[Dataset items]
· · · ·

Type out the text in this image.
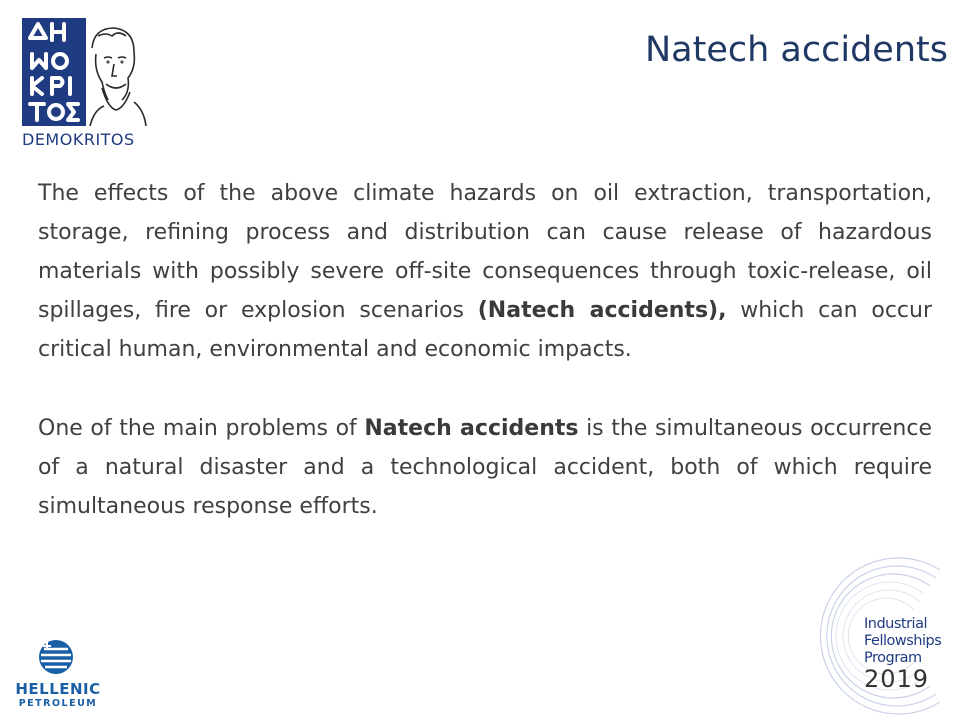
DEMOKRITOS
Natech accidents

The effects of the above climate hazards on oil extraction, transportation, storage, refining process and distribution can cause release of hazardous materials with possibly severe off-site consequences through toxic-release, oil spillages, fire or explosion scenarios (Natech accidents), which can occur critical human, environmental and economic impacts.

One of the main problems of Natech accidents is the simultaneous occurrence of a natural disaster and a technological accident, both of which require simultaneous response efforts.

HELLENIC
PETROLEUM
Industrial
Fellowships
Program
2019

· · · ·

• [What this task involves]:
Print out every entry above without changing a word, and leave out the pictures.

• [Task output]:
Type out the text in this image.
DEMOKRITOS
Natech accidents

The effects of the above climate hazards on oil extraction, transportation, storage, refining process and distribution can cause release of hazardous materials with possibly severe off-site consequences through toxic-release, oil spillages, fire or explosion scenarios (Natech accidents), which can occur critical human, environmental and economic impacts.

One of the main problems of Natech accidents is the simultaneous occurrence of a natural disaster and a technological accident, both of which require simultaneous response efforts.

HELLENIC
PETROLEUM
Industrial
Fellowships
Program
2019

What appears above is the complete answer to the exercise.